At the end of my trip near the Beverly Center, I rode directly to my destination and locked my bike to an adjacent parking meter. The friends I met all complained about have to circle around looking for parking, and then walking 2 or 3 blocks to our destination. Thus, bicycling actually shaved a couple of minutes off my trip.
Do the math. My bike trip took 11 minutes longer than a car trip. About 8 minutes of that extra time was due to the almost total absence of bike infrastructure in LA’s dense, central neighborhoods, which required me to ride more than a mile out of my way, and to ride more slowly. I saved 2 minutes by being able to park at my destination. In other words, if the City implements the Mobility Plan, this middle-aged man would be able to bike fairly long distances around Los Angeles just as quickly as I could drive.
And that is for relatively long trips. In neighborhoods with high levels of traffic congestion and without abundant free parking—Koreatown, Hollywood, Pico-Union, Westlake, Mid-Wilshire--bicycling would be faster than driving for many short trips, if the City implements the Mobility Plan. Many of those trips are faster by bike today, but because there is almost no bike infrastructure in these neighborhoods, bicycling is not comfortable or safe.

Stated problem 1: In the passage on cycling in Los Angeles, how much longer did the bike trip take than a car trip?
The passage on cycling in Los Angeles and the rows that follow come from separate sources.

Listing:
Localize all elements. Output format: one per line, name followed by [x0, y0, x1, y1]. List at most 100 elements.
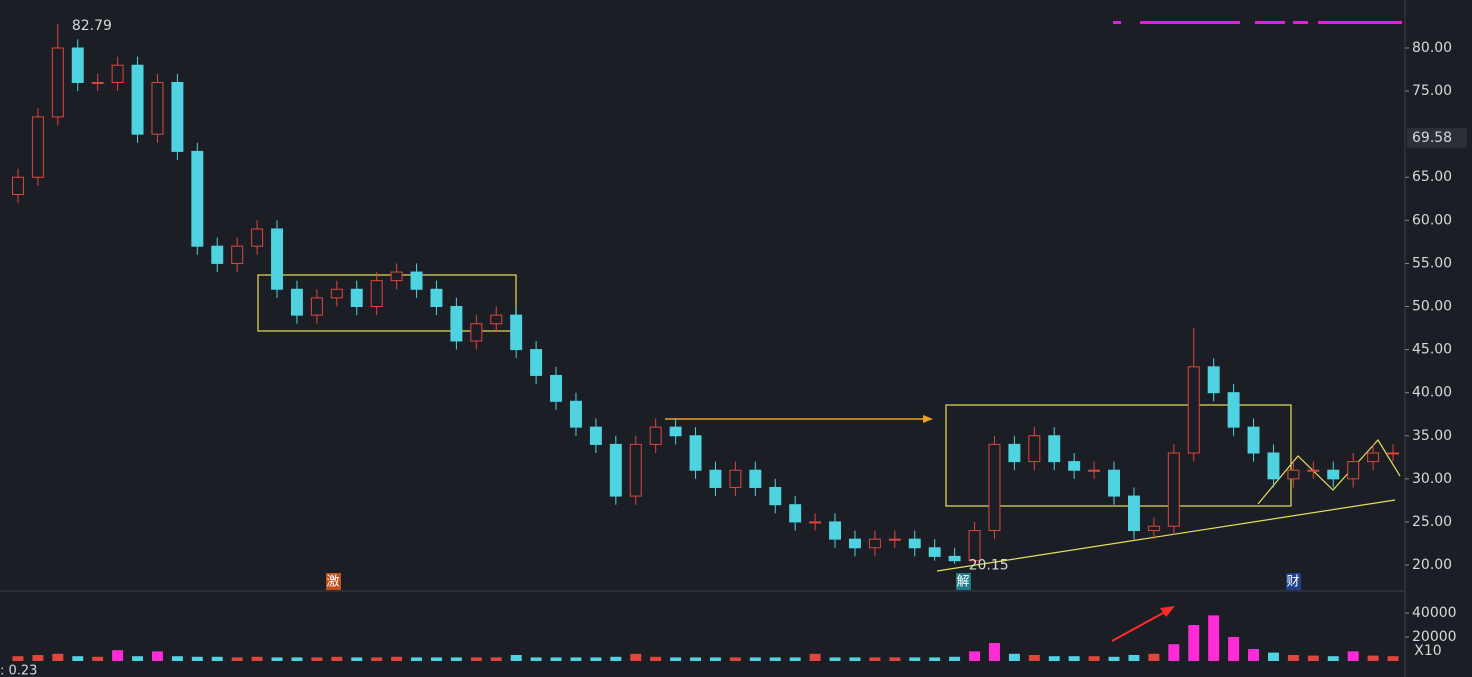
- volume-bar: [12, 656, 24, 661]
- candle-body: [729, 469, 742, 488]
- candle-body: [31, 116, 44, 178]
- candle-body: [1167, 452, 1180, 527]
- candle-body: [1327, 469, 1340, 480]
- volume-bar: [590, 657, 602, 661]
- top-markers: [1113, 21, 1402, 24]
- event-label: 财: [1286, 575, 1299, 590]
- candle-body: [450, 306, 463, 342]
- candle-body: [868, 538, 881, 549]
- candle-body: [1207, 366, 1220, 394]
- volume-bar: [211, 656, 223, 661]
- candle-body: [609, 443, 622, 497]
- candle-body: [410, 271, 423, 290]
- volume-bar: [670, 657, 682, 661]
- y-tick-label: 80.00: [1412, 40, 1452, 56]
- volume-bar: [1168, 644, 1180, 661]
- volume-bar: [171, 656, 183, 661]
- candle-body: [649, 426, 662, 445]
- volume-bar: [351, 657, 363, 661]
- marker: [1293, 21, 1308, 24]
- volume-bar: [1208, 615, 1220, 661]
- candle-body: [769, 486, 782, 506]
- volume-bar: [1287, 655, 1299, 661]
- volume-bar: [92, 656, 104, 661]
- candle-body: [908, 538, 921, 549]
- candle-body: [589, 426, 602, 445]
- high-label: 82.79: [72, 18, 112, 34]
- volume-bar: [1048, 656, 1060, 661]
- candle-body: [829, 521, 842, 540]
- event-badge: [326, 573, 341, 590]
- arrow-head: [1160, 606, 1175, 617]
- candle-body: [1227, 392, 1240, 428]
- volume-bar: [530, 657, 542, 661]
- candle-body: [1028, 435, 1041, 463]
- event-label: 解: [956, 575, 969, 590]
- candle-body: [430, 288, 443, 308]
- candle-body: [1387, 452, 1400, 455]
- volume-bar: [112, 650, 124, 661]
- candle-body: [1088, 469, 1101, 472]
- candle-body: [211, 245, 224, 264]
- current-price-box: [1407, 127, 1467, 148]
- marker: [1318, 21, 1402, 24]
- candle-body: [569, 400, 582, 428]
- volume-bar: [231, 657, 243, 661]
- box-annotation: [257, 274, 517, 332]
- volume-bar: [470, 657, 482, 661]
- volume-bar: [490, 657, 502, 661]
- volume-bar: [430, 657, 442, 661]
- volume-bar: [510, 655, 522, 661]
- candle-body: [1267, 452, 1280, 480]
- volume-bar: [650, 656, 662, 661]
- drawings: [257, 274, 1401, 572]
- candle-body: [1068, 461, 1081, 471]
- volume-bar: [749, 657, 761, 661]
- candle-body: [709, 469, 722, 488]
- event-label: 激: [326, 575, 339, 590]
- volume-bar: [271, 657, 283, 661]
- candle-body: [191, 150, 204, 247]
- candle-body: [968, 530, 981, 562]
- volume-bar: [1327, 656, 1339, 661]
- volume-bar: [1088, 656, 1100, 661]
- y-tick-label: 20.00: [1412, 557, 1452, 573]
- candle-body: [1147, 525, 1160, 532]
- candle-body: [390, 271, 403, 282]
- arrow-line: [1111, 611, 1166, 642]
- candle-body: [809, 521, 822, 524]
- y-tick-label: 45.00: [1412, 342, 1452, 358]
- candle-body: [131, 64, 144, 135]
- volume-bar: [291, 657, 303, 661]
- volume-bar: [630, 653, 642, 661]
- volume-bar: [1267, 652, 1279, 661]
- volume-bar: [729, 657, 741, 661]
- candle-body: [330, 288, 343, 299]
- y-tick-label: 25.00: [1412, 514, 1452, 530]
- y-tick-label: 60.00: [1412, 212, 1452, 228]
- volume-bar: [1307, 655, 1319, 661]
- y-tick-label: 65.00: [1412, 169, 1452, 185]
- marker: [1113, 21, 1121, 24]
- volume-bar: [829, 657, 841, 661]
- candle-body: [350, 288, 363, 308]
- volume-bar: [769, 657, 781, 661]
- volume-bar: [1008, 653, 1020, 661]
- volume-bar: [909, 657, 921, 661]
- zigzag-line: [1257, 439, 1401, 505]
- volume-bar: [929, 657, 941, 661]
- candle-body: [310, 297, 323, 316]
- candle-body: [948, 555, 961, 562]
- candle-body: [550, 374, 563, 402]
- volume-bar: [969, 651, 981, 661]
- candle-body: [1127, 495, 1140, 532]
- candle-body: [1008, 443, 1021, 463]
- candle-body: [689, 435, 702, 471]
- candle-body: [888, 538, 901, 541]
- event-badge: [1286, 573, 1301, 590]
- candle-body: [1048, 435, 1061, 463]
- volume-bar: [809, 653, 821, 661]
- candle-body: [749, 469, 762, 488]
- volume-bar: [1367, 655, 1379, 661]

Stated problem 2: In the rows, retype the part that opens with the line containing "- volume-bar: [12, 656, 24, 661]" and closes with the line containing "- event-label: 解: [956, 575, 969, 590]", both lines included.

Task response 1: 11 minutes longer.

Task response 2:
- volume-bar: [12, 656, 24, 661]
- candle-body: [729, 469, 742, 488]
- candle-body: [31, 116, 44, 178]
- candle-body: [1167, 452, 1180, 527]
- candle-body: [1327, 469, 1340, 480]
- volume-bar: [590, 657, 602, 661]
- top-markers: [1113, 21, 1402, 24]
- event-label: 财: [1286, 575, 1299, 590]
- candle-body: [450, 306, 463, 342]
- candle-body: [868, 538, 881, 549]
- candle-body: [1207, 366, 1220, 394]
- volume-bar: [211, 656, 223, 661]
- candle-body: [609, 443, 622, 497]
- candle-body: [410, 271, 423, 290]
- volume-bar: [670, 657, 682, 661]
- y-tick-label: 80.00: [1412, 40, 1452, 56]
- volume-bar: [1168, 644, 1180, 661]
- volume-bar: [171, 656, 183, 661]
- candle-body: [649, 426, 662, 445]
- volume-bar: [351, 657, 363, 661]
- marker: [1293, 21, 1308, 24]
- volume-bar: [1208, 615, 1220, 661]
- candle-body: [769, 486, 782, 506]
- volume-bar: [1287, 655, 1299, 661]
- volume-bar: [92, 656, 104, 661]
- candle-body: [908, 538, 921, 549]
- candle-body: [589, 426, 602, 445]
- high-label: 82.79: [72, 18, 112, 34]
- volume-bar: [1048, 656, 1060, 661]
- candle-body: [829, 521, 842, 540]
- event-badge: [326, 573, 341, 590]
- arrow-head: [1160, 606, 1175, 617]
- candle-body: [1227, 392, 1240, 428]
- volume-bar: [530, 657, 542, 661]
- candle-body: [1028, 435, 1041, 463]
- event-label: 解: [956, 575, 969, 590]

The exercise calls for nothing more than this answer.